— start of Document segment —

The use of a European Arrest Warrant (EAW) in the Swedish Prosecution Authority's investigation of Julian Assange has caused controversy. In the UK, only a judicial authority (a Judge or a Magistrate) can issue a warrant under the Extradition Act 2003, and with good reason; a prosecutor is liable to be partisan. Further, according to the EAW Framework Decision, an EAW can only be issued "with a view to the arrest and surrender [...] of a requested person" and Assange is wanted for questioning.
There is also a disconnection between the EAW issued by Gothenburg's chief prosecutor Marianne Ny (after Eva Finné - the chief prosecutor of Stockholm where the allegations originated - had dismissed all of the most serious claims) and testimony. The three charges based on the testimony of Anna Ardin are as follows:
On 17 August 2010, in the home of the injured party [SW] in Enköping, Assange deliberately consummated sexual intercourse with her by improperly exploiting that she, due to sleep, was in a helpless state. It is an aggravating circumstance that Assange, who was aware that it was the expressed wish of the injured party and a prerequisite of sexual intercourse that a condom be used, still consummated unprotected sexual intercourse with her. The sexual act was designed to violate the injured party’s sexual integrity.

— end of Document segment —
— start of Given data —

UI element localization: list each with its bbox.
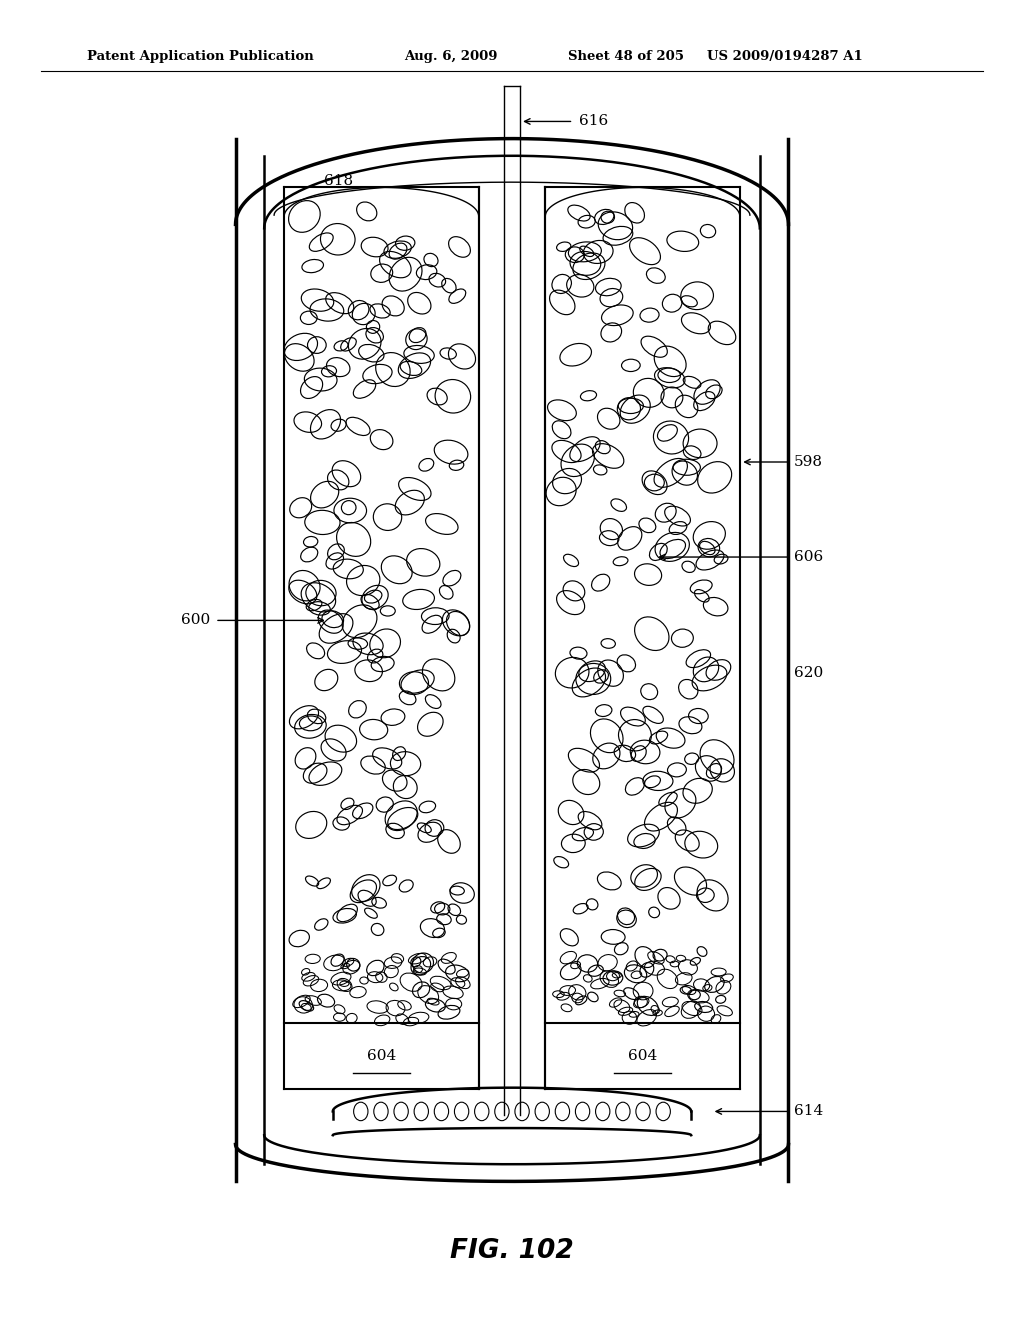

— end of Given data —

Short task 1:
For each statement, answer yes or no according to the text on the European Arrest Warrant in the Assange case, and quote the words of the text that decide it. (a) In the UK, a prosecutor can issue a warrant under the Extradition Act 2003. (b) The EAW was issued by Gothenburg's chief prosecutor Marianne Ny. (c) The allegations originated in Gothenburg.
Short task 2:
Resume the text on the European Arrest Warrant in the Assange case, starting after its last sentence.
The material has no connection to the text on the European Arrest Warrant in the Assange case.

Output 1:
(a) No: "only a judicial authority (a Judge or a Magistrate) can issue a warrant under the Extradition Act 2003"
(b) Yes: "the EAW issued by Gothenburg's chief prosecutor Marianne Ny"
(c) No: "the chief prosecutor of Stockholm where the allegations originated"

Output 2:
Recently, gender has become a powerful political currency in Sweden, one that is often used by those seeking elected office or politically connected positions. Ny is a long-time campaigner for further reforming Sweden's sexual offences legislation. In August 2010, Ardin was a Social Democratic Party (SDP) candidate in the Stockholm City Council elections, as was Irmeli Wreath (the police officer who interviewed Wilén whilst Ardin was present). Their legal representative Claes Borgström served as the SDP's Equality Ombudsman between 2000 and 2007. Bias through political motive cannot be discounted in this case and illustrates the danger of recognising a prosecutor as a judicial authority.
The controversial use of the EAW was noted at the City of Westminster Magistrates’ Court in 'The judicial authority in Sweden -v- Julian Paul Assange'. Judge Howard Riddle stated that Mutual Legal Assistance (MLA) “was a more proportionate response than issuing an EAW” for the purpose of questioning a witness.
It must have been understood that the EAW would prove contentious, so why employ it in the first place? Further, it is clearly not representative of the factual substance of the allegations. Why?
Assange's lawyer, Mark Stephens, has stated that "the arrest warrant was sent back by Scotland Yard because it did not comply with [UK] law and was defective." This explains why an Interpol red notice issued for Assange on 20 November 2010 was, for some time, without a warrant to back it. A credible source has stated that Ny had failed to fill out the answers in the pre-printed form correctly and /or fully. Was the EAW then embellished and resubmitted because its initial interpretation of the allegations had failed to describe anything that Scotland Yard recognised as a crime? But why take this route anyway, when the far simpler path of MLA could have been used to question Assange in the UK?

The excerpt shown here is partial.